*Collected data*
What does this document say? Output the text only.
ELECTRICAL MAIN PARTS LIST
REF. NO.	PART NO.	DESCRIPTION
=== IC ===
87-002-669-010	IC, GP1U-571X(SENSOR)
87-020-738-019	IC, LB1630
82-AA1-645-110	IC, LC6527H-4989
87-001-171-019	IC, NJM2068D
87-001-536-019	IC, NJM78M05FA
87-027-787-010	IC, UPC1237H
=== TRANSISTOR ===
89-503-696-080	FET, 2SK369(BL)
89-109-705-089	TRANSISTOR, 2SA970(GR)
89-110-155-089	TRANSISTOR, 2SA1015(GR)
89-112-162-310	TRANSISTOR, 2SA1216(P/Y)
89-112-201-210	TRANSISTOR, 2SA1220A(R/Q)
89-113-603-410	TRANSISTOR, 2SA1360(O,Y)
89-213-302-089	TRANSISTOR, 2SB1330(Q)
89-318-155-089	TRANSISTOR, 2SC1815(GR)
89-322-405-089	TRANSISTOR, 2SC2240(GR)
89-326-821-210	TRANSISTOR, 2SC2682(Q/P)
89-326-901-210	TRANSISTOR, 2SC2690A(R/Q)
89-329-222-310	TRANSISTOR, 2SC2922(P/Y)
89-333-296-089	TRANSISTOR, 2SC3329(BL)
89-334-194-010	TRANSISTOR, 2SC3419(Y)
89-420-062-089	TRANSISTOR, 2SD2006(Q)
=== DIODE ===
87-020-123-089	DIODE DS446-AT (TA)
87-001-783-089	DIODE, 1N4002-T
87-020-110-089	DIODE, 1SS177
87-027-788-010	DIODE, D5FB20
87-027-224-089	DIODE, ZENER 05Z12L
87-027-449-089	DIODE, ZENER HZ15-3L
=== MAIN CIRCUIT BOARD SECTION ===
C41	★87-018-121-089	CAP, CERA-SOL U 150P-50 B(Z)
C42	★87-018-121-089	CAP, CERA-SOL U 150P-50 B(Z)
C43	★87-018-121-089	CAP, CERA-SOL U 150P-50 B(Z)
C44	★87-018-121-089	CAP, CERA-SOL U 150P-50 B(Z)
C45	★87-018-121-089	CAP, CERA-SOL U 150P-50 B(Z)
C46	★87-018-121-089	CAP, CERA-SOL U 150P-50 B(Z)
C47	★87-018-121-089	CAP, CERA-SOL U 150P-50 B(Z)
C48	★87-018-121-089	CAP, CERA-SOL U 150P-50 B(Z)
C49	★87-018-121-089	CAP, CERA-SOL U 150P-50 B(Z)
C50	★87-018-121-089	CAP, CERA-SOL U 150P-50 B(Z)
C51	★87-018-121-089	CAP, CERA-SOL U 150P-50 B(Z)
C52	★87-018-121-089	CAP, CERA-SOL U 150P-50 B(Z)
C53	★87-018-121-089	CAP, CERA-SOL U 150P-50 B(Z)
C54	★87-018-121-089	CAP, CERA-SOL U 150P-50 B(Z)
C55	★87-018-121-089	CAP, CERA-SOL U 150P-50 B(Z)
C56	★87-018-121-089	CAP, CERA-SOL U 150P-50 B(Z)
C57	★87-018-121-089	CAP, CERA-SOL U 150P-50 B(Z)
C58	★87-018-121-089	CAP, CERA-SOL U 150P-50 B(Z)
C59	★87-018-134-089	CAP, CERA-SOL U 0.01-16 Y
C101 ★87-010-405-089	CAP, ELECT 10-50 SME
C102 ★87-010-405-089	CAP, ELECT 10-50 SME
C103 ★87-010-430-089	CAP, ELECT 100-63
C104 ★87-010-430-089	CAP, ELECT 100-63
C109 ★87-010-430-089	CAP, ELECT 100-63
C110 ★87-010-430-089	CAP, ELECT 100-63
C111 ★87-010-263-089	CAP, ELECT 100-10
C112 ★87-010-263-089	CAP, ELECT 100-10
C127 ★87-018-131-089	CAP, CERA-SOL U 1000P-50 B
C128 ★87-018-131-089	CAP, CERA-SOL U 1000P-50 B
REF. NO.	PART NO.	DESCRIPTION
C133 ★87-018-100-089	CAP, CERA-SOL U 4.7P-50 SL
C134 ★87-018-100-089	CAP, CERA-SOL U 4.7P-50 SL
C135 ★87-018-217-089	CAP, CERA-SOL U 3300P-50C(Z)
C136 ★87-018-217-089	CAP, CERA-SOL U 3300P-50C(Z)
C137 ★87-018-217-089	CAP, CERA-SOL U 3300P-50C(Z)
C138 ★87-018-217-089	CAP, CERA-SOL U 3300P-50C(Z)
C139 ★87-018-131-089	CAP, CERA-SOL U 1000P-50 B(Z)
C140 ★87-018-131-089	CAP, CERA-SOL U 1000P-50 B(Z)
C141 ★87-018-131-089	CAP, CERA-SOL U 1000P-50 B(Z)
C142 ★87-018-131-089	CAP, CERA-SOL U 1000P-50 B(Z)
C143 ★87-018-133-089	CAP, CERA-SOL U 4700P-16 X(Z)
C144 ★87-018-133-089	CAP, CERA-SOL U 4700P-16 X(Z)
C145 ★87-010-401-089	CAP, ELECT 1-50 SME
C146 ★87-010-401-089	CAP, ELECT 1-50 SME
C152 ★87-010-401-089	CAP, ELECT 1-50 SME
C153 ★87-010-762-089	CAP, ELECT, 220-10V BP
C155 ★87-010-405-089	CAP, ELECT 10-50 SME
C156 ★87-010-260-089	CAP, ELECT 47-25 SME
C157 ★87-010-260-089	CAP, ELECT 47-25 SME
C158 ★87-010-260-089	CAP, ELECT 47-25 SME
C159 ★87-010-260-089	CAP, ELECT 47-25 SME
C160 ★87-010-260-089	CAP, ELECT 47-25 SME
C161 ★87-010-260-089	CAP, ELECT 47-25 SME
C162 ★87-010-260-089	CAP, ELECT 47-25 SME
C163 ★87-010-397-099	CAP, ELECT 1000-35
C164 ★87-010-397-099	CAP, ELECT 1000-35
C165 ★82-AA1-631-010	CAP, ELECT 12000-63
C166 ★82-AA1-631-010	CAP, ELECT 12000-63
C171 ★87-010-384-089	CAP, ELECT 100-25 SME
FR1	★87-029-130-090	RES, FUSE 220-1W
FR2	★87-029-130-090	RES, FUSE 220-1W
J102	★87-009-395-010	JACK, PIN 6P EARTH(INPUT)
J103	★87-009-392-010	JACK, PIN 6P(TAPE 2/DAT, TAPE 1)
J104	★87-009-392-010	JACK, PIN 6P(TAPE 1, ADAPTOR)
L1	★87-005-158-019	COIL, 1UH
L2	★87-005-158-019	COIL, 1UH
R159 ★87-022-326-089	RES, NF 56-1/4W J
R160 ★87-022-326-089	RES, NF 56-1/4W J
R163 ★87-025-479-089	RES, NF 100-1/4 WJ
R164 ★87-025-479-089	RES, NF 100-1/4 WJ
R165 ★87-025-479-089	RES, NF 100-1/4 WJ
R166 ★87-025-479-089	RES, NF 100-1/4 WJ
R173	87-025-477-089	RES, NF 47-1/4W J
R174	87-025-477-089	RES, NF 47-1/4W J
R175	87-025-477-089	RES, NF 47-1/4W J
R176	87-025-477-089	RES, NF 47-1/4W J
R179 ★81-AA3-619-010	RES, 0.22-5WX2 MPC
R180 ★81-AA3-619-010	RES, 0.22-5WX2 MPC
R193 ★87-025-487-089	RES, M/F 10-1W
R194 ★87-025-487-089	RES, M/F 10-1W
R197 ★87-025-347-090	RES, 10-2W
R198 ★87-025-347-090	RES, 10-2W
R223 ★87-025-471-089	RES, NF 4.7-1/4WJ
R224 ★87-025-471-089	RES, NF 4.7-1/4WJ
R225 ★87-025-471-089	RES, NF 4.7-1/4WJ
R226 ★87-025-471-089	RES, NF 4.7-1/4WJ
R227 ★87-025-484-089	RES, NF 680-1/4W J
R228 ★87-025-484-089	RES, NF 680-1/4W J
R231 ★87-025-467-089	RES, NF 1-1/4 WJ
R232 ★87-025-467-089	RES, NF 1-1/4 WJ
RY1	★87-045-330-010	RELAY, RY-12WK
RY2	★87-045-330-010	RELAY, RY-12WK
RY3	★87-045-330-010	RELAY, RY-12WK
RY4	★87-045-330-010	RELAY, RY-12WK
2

*Job*
Copy and report every line where the word "JACK" is present.

*Written response*
J102	★87-009-395-010	JACK, PIN 6P EARTH(INPUT)
J103	★87-009-392-010	JACK, PIN 6P(TAPE 2/DAT, TAPE 1)
J104	★87-009-392-010	JACK, PIN 6P(TAPE 1, ADAPTOR)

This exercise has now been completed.